** Extracted material **
□ □ □ □ □ □ □
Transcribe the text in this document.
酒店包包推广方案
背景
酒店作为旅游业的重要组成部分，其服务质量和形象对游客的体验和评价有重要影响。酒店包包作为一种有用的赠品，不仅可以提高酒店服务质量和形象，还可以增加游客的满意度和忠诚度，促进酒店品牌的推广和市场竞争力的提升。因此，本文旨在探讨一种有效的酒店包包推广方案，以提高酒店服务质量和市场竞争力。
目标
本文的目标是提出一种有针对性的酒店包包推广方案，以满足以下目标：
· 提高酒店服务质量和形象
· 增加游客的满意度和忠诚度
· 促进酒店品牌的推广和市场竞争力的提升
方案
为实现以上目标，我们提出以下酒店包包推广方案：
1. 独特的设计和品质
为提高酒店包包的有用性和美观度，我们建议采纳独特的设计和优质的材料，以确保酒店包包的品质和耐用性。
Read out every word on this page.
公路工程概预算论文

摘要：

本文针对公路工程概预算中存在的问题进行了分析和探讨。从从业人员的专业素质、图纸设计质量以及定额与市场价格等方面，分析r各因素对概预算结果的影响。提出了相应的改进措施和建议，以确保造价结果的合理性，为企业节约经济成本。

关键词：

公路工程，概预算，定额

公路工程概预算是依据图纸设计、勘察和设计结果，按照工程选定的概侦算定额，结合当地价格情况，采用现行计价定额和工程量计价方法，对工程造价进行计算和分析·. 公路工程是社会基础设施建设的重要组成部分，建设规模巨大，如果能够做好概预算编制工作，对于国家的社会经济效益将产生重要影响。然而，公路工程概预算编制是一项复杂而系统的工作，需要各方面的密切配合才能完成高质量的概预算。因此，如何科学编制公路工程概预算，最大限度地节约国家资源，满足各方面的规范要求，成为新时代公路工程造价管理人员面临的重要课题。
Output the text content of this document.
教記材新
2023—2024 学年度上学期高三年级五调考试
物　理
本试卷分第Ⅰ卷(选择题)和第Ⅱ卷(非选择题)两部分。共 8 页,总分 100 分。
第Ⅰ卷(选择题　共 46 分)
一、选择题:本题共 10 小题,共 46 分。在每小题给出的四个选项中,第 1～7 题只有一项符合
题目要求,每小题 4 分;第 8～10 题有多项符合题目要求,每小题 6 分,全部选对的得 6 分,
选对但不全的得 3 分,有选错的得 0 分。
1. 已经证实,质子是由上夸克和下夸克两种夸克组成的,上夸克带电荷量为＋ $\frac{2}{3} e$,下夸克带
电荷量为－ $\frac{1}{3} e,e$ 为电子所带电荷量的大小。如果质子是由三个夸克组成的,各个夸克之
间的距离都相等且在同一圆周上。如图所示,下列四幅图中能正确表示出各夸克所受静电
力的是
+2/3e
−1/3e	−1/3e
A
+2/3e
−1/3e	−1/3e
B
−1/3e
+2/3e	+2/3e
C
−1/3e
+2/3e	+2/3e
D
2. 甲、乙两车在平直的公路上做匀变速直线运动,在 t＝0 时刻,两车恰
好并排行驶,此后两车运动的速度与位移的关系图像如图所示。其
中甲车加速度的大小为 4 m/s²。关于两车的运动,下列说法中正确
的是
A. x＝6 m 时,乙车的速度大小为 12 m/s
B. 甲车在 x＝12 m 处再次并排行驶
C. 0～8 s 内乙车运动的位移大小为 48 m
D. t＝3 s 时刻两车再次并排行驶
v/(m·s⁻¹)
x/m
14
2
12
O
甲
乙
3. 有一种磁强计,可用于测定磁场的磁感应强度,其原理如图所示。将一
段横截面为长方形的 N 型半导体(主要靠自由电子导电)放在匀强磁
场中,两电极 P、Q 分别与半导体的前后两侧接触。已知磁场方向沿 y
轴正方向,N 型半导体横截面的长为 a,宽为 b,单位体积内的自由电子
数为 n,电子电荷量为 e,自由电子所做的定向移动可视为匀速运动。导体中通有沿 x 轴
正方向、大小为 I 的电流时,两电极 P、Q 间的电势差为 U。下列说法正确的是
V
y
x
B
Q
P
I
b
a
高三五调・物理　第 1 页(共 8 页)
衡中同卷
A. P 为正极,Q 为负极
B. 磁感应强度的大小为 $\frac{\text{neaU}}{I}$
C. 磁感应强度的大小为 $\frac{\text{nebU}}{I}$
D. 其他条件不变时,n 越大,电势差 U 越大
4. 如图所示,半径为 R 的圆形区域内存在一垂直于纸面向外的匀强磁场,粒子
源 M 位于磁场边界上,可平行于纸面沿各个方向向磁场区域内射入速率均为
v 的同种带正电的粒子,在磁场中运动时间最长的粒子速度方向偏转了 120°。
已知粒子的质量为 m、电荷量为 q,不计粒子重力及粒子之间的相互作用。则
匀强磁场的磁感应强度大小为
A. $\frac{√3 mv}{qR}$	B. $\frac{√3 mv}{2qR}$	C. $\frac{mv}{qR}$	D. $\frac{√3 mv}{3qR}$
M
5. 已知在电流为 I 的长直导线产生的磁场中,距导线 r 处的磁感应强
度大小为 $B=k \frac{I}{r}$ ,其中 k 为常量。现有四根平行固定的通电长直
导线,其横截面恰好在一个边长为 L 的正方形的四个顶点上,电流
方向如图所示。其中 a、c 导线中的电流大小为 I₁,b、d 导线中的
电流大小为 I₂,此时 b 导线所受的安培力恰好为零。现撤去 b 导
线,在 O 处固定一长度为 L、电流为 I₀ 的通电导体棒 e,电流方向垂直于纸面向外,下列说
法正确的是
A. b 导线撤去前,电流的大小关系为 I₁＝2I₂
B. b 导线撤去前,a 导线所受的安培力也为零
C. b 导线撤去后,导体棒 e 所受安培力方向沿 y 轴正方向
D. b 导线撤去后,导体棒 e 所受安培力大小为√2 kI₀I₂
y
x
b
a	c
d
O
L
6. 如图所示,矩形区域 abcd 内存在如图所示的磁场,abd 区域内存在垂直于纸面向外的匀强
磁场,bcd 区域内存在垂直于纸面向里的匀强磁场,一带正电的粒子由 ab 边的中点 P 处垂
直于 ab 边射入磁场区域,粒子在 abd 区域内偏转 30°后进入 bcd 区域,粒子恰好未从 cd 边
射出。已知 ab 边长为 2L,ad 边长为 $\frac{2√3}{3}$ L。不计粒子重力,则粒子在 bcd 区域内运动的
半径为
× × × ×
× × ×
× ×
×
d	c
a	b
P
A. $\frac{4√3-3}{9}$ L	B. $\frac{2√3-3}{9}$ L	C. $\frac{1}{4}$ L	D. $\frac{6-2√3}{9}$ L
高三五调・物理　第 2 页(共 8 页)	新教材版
□ □ □ □ □ □ □
Each line above is to be repeated exactly.

Transcribe the text in this document.
酒店包包推广方案
背景
酒店作为旅游业的重要组成部分，其服务质量和形象对游客的体验和评价有重要影响。酒店包包作为一种有用的赠品，不仅可以提高酒店服务质量和形象，还可以增加游客的满意度和忠诚度，促进酒店品牌的推广和市场竞争力的提升。因此，本文旨在探讨一种有效的酒店包包推广方案，以提高酒店服务质量和市场竞争力。
目标
本文的目标是提出一种有针对性的酒店包包推广方案，以满足以下目标：
· 提高酒店服务质量和形象
· 增加游客的满意度和忠诚度
· 促进酒店品牌的推广和市场竞争力的提升
方案
为实现以上目标，我们提出以下酒店包包推广方案：
1. 独特的设计和品质
为提高酒店包包的有用性和美观度，我们建议采纳独特的设计和优质的材料，以确保酒店包包的品质和耐用性。
Read out every word on this page.
公路工程概预算论文

摘要：

本文针对公路工程概预算中存在的问题进行了分析和探讨。从从业人员的专业素质、图纸设计质量以及定额与市场价格等方面，分析r各因素对概预算结果的影响。提出了相应的改进措施和建议，以确保造价结果的合理性，为企业节约经济成本。

关键词：

公路工程，概预算，定额

公路工程概预算是依据图纸设计、勘察和设计结果，按照工程选定的概侦算定额，结合当地价格情况，采用现行计价定额和工程量计价方法，对工程造价进行计算和分析·. 公路工程是社会基础设施建设的重要组成部分，建设规模巨大，如果能够做好概预算编制工作，对于国家的社会经济效益将产生重要影响。然而，公路工程概预算编制是一项复杂而系统的工作，需要各方面的密切配合才能完成高质量的概预算。因此，如何科学编制公路工程概预算，最大限度地节约国家资源，满足各方面的规范要求，成为新时代公路工程造价管理人员面临的重要课题。
Output the text content of this document.
教記材新
2023—2024 学年度上学期高三年级五调考试
物　理
本试卷分第Ⅰ卷(选择题)和第Ⅱ卷(非选择题)两部分。共 8 页,总分 100 分。
第Ⅰ卷(选择题　共 46 分)
一、选择题:本题共 10 小题,共 46 分。在每小题给出的四个选项中,第 1～7 题只有一项符合
题目要求,每小题 4 分;第 8～10 题有多项符合题目要求,每小题 6 分,全部选对的得 6 分,
选对但不全的得 3 分,有选错的得 0 分。
1. 已经证实,质子是由上夸克和下夸克两种夸克组成的,上夸克带电荷量为＋ $\frac{2}{3} e$,下夸克带
电荷量为－ $\frac{1}{3} e,e$ 为电子所带电荷量的大小。如果质子是由三个夸克组成的,各个夸克之
间的距离都相等且在同一圆周上。如图所示,下列四幅图中能正确表示出各夸克所受静电
力的是
+2/3e
−1/3e	−1/3e
A
+2/3e
−1/3e	−1/3e
B
−1/3e
+2/3e	+2/3e
C
−1/3e
+2/3e	+2/3e
D
2. 甲、乙两车在平直的公路上做匀变速直线运动,在 t＝0 时刻,两车恰
好并排行驶,此后两车运动的速度与位移的关系图像如图所示。其
中甲车加速度的大小为 4 m/s²。关于两车的运动,下列说法中正确
的是
A. x＝6 m 时,乙车的速度大小为 12 m/s
B. 甲车在 x＝12 m 处再次并排行驶
C. 0～8 s 内乙车运动的位移大小为 48 m
D. t＝3 s 时刻两车再次并排行驶
v/(m·s⁻¹)
x/m
14
2
12
O
甲
乙
3. 有一种磁强计,可用于测定磁场的磁感应强度,其原理如图所示。将一
段横截面为长方形的 N 型半导体(主要靠自由电子导电)放在匀强磁
场中,两电极 P、Q 分别与半导体的前后两侧接触。已知磁场方向沿 y
轴正方向,N 型半导体横截面的长为 a,宽为 b,单位体积内的自由电子
数为 n,电子电荷量为 e,自由电子所做的定向移动可视为匀速运动。导体中通有沿 x 轴
正方向、大小为 I 的电流时,两电极 P、Q 间的电势差为 U。下列说法正确的是
V
y
x
B
Q
P
I
b
a
高三五调・物理　第 1 页(共 8 页)
衡中同卷
A. P 为正极,Q 为负极
B. 磁感应强度的大小为 $\frac{\text{neaU}}{I}$
C. 磁感应强度的大小为 $\frac{\text{nebU}}{I}$
D. 其他条件不变时,n 越大,电势差 U 越大
4. 如图所示,半径为 R 的圆形区域内存在一垂直于纸面向外的匀强磁场,粒子
源 M 位于磁场边界上,可平行于纸面沿各个方向向磁场区域内射入速率均为
v 的同种带正电的粒子,在磁场中运动时间最长的粒子速度方向偏转了 120°。
已知粒子的质量为 m、电荷量为 q,不计粒子重力及粒子之间的相互作用。则
匀强磁场的磁感应强度大小为
A. $\frac{√3 mv}{qR}$	B. $\frac{√3 mv}{2qR}$	C. $\frac{mv}{qR}$	D. $\frac{√3 mv}{3qR}$
M
5. 已知在电流为 I 的长直导线产生的磁场中,距导线 r 处的磁感应强
度大小为 $B=k \frac{I}{r}$ ,其中 k 为常量。现有四根平行固定的通电长直
导线,其横截面恰好在一个边长为 L 的正方形的四个顶点上,电流
方向如图所示。其中 a、c 导线中的电流大小为 I₁,b、d 导线中的
电流大小为 I₂,此时 b 导线所受的安培力恰好为零。现撤去 b 导
线,在 O 处固定一长度为 L、电流为 I₀ 的通电导体棒 e,电流方向垂直于纸面向外,下列说
法正确的是
A. b 导线撤去前,电流的大小关系为 I₁＝2I₂
B. b 导线撤去前,a 导线所受的安培力也为零
C. b 导线撤去后,导体棒 e 所受安培力方向沿 y 轴正方向
D. b 导线撤去后,导体棒 e 所受安培力大小为√2 kI₀I₂
y
x
b
a	c
d
O
L
6. 如图所示,矩形区域 abcd 内存在如图所示的磁场,abd 区域内存在垂直于纸面向外的匀强
磁场,bcd 区域内存在垂直于纸面向里的匀强磁场,一带正电的粒子由 ab 边的中点 P 处垂
直于 ab 边射入磁场区域,粒子在 abd 区域内偏转 30°后进入 bcd 区域,粒子恰好未从 cd 边
射出。已知 ab 边长为 2L,ad 边长为 $\frac{2√3}{3}$ L。不计粒子重力,则粒子在 bcd 区域内运动的
半径为
× × × ×
× × ×
× ×
×
d	c
a	b
P
A. $\frac{4√3-3}{9}$ L	B. $\frac{2√3-3}{9}$ L	C. $\frac{1}{4}$ L	D. $\frac{6-2√3}{9}$ L
高三五调・物理　第 2 页(共 8 页)	新教材版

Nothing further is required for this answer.